> _GIVEN EXERCISE_:
Copy all entries without alteration and skip the pictures they hold.

Figure collection entries:
____________
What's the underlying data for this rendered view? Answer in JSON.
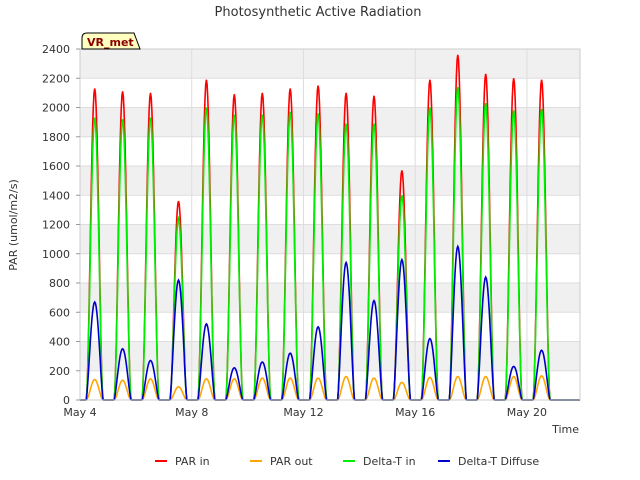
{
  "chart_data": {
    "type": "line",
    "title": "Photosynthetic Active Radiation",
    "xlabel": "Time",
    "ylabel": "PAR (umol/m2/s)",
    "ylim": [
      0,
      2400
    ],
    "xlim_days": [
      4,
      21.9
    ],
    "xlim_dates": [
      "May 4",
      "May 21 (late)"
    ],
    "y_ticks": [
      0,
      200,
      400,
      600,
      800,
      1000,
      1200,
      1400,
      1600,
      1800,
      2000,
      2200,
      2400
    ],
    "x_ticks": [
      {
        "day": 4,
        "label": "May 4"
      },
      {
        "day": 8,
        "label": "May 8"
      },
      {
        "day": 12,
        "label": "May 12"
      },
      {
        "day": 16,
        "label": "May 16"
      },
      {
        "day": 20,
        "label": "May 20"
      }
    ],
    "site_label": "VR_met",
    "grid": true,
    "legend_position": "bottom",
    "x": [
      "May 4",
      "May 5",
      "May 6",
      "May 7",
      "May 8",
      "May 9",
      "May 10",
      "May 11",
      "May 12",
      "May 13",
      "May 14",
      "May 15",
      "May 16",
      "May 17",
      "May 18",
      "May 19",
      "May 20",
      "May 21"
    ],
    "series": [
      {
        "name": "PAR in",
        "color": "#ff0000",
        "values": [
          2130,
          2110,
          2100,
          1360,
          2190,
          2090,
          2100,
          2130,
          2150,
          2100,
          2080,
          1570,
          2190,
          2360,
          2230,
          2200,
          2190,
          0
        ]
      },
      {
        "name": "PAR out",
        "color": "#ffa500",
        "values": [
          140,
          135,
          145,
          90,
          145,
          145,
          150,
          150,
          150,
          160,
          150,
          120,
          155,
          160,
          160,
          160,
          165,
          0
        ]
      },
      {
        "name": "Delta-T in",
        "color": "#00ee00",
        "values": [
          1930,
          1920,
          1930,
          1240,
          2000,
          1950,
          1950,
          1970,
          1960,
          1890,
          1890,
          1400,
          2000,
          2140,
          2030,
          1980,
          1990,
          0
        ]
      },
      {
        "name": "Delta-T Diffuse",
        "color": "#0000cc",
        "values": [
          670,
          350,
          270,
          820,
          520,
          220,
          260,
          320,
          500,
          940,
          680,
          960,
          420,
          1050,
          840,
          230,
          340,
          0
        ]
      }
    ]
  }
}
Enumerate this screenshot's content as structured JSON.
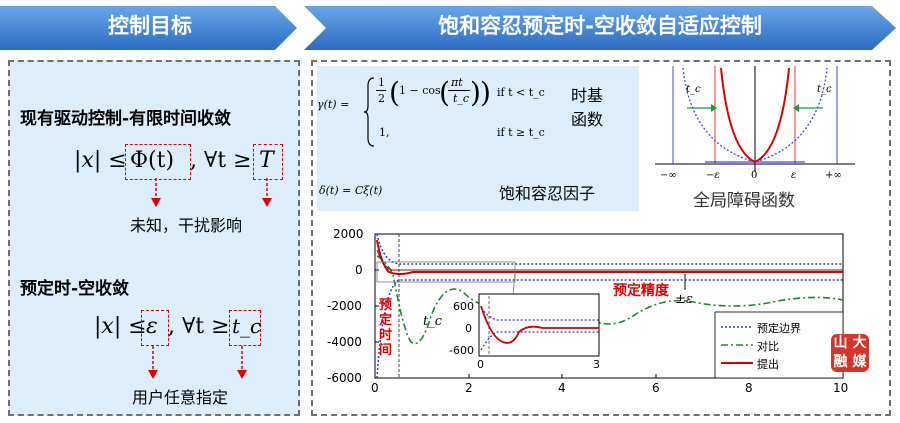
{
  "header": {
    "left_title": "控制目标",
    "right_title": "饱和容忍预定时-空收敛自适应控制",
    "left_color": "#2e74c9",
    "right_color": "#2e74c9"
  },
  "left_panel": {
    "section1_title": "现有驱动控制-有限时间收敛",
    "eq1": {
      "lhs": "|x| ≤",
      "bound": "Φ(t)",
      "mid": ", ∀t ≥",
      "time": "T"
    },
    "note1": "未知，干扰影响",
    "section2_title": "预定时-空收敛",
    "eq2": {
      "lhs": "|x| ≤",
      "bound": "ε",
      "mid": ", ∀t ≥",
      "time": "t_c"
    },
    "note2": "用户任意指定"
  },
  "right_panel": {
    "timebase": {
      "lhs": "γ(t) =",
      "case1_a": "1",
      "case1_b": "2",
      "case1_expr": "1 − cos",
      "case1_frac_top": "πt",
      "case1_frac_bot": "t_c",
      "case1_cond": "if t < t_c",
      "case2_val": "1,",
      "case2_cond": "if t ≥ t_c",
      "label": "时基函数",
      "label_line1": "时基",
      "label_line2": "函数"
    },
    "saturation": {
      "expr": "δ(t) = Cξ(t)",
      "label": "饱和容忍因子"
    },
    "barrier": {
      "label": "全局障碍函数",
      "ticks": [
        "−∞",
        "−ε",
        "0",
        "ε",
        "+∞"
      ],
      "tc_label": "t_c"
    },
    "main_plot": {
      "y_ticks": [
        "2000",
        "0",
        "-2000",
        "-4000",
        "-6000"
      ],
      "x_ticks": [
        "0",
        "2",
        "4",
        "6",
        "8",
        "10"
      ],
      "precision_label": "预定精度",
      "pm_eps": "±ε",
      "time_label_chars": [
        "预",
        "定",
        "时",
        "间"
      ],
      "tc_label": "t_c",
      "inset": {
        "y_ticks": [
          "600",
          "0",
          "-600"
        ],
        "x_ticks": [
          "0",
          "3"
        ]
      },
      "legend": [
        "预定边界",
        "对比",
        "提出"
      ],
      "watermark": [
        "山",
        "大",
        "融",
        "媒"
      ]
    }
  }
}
____________
> _EXERCISE ANSWER_:
What's the underlying data for this rendered view? Answer in JSON.
{
  "chart_data": {
    "type": "line",
    "title": "Photosynthetic Active Radiation",
    "xlabel": "Time",
    "ylabel": "PAR (umol/m2/s)",
    "ylim": [
      0,
      2400
    ],
    "xlim_days": [
      4,
      21.9
    ],
    "xlim_dates": [
      "May 4",
      "May 21 (late)"
    ],
    "y_ticks": [
      0,
      200,
      400,
      600,
      800,
      1000,
      1200,
      1400,
      1600,
      1800,
      2000,
      2200,
      2400
    ],
    "x_ticks": [
      {
        "day": 4,
        "label": "May 4"
      },
      {
        "day": 8,
        "label": "May 8"
      },
      {
        "day": 12,
        "label": "May 12"
      },
      {
        "day": 16,
        "label": "May 16"
      },
      {
        "day": 20,
        "label": "May 20"
      }
    ],
    "site_label": "VR_met",
    "grid": true,
    "legend_position": "bottom",
    "x": [
      "May 4",
      "May 5",
      "May 6",
      "May 7",
      "May 8",
      "May 9",
      "May 10",
      "May 11",
      "May 12",
      "May 13",
      "May 14",
      "May 15",
      "May 16",
      "May 17",
      "May 18",
      "May 19",
      "May 20",
      "May 21"
    ],
    "series": [
      {
        "name": "PAR in",
        "color": "#ff0000",
        "values": [
          2130,
          2110,
          2100,
          1360,
          2190,
          2090,
          2100,
          2130,
          2150,
          2100,
          2080,
          1570,
          2190,
          2360,
          2230,
          2200,
          2190,
          0
        ]
      },
      {
        "name": "PAR out",
        "color": "#ffa500",
        "values": [
          140,
          135,
          145,
          90,
          145,
          145,
          150,
          150,
          150,
          160,
          150,
          120,
          155,
          160,
          160,
          160,
          165,
          0
        ]
      },
      {
        "name": "Delta-T in",
        "color": "#00ee00",
        "values": [
          1930,
          1920,
          1930,
          1240,
          2000,
          1950,
          1950,
          1970,
          1960,
          1890,
          1890,
          1400,
          2000,
          2140,
          2030,
          1980,
          1990,
          0
        ]
      },
      {
        "name": "Delta-T Diffuse",
        "color": "#0000cc",
        "values": [
          670,
          350,
          270,
          820,
          520,
          220,
          260,
          320,
          500,
          940,
          680,
          960,
          420,
          1050,
          840,
          230,
          340,
          0
        ]
      }
    ]
  }
}
Enumerate this screenshot's content as structured JSON.
{
  "header": {
    "left_title": "控制目标",
    "right_title": "饱和容忍预定时-空收敛自适应控制",
    "left_color": "#2e74c9",
    "right_color": "#2e74c9"
  },
  "left_panel": {
    "section1_title": "现有驱动控制-有限时间收敛",
    "eq1": {
      "lhs": "|x| ≤",
      "bound": "Φ(t)",
      "mid": ", ∀t ≥",
      "time": "T"
    },
    "note1": "未知，干扰影响",
    "section2_title": "预定时-空收敛",
    "eq2": {
      "lhs": "|x| ≤",
      "bound": "ε",
      "mid": ", ∀t ≥",
      "time": "t_c"
    },
    "note2": "用户任意指定"
  },
  "right_panel": {
    "timebase": {
      "lhs": "γ(t) =",
      "case1_a": "1",
      "case1_b": "2",
      "case1_expr": "1 − cos",
      "case1_frac_top": "πt",
      "case1_frac_bot": "t_c",
      "case1_cond": "if t < t_c",
      "case2_val": "1,",
      "case2_cond": "if t ≥ t_c",
      "label": "时基函数",
      "label_line1": "时基",
      "label_line2": "函数"
    },
    "saturation": {
      "expr": "δ(t) = Cξ(t)",
      "label": "饱和容忍因子"
    },
    "barrier": {
      "label": "全局障碍函数",
      "ticks": [
        "−∞",
        "−ε",
        "0",
        "ε",
        "+∞"
      ],
      "tc_label": "t_c"
    },
    "main_plot": {
      "y_ticks": [
        "2000",
        "0",
        "-2000",
        "-4000",
        "-6000"
      ],
      "x_ticks": [
        "0",
        "2",
        "4",
        "6",
        "8",
        "10"
      ],
      "precision_label": "预定精度",
      "pm_eps": "±ε",
      "time_label_chars": [
        "预",
        "定",
        "时",
        "间"
      ],
      "tc_label": "t_c",
      "inset": {
        "y_ticks": [
          "600",
          "0",
          "-600"
        ],
        "x_ticks": [
          "0",
          "3"
        ]
      },
      "legend": [
        "预定边界",
        "对比",
        "提出"
      ],
      "watermark": [
        "山",
        "大",
        "融",
        "媒"
      ]
    }
  }
}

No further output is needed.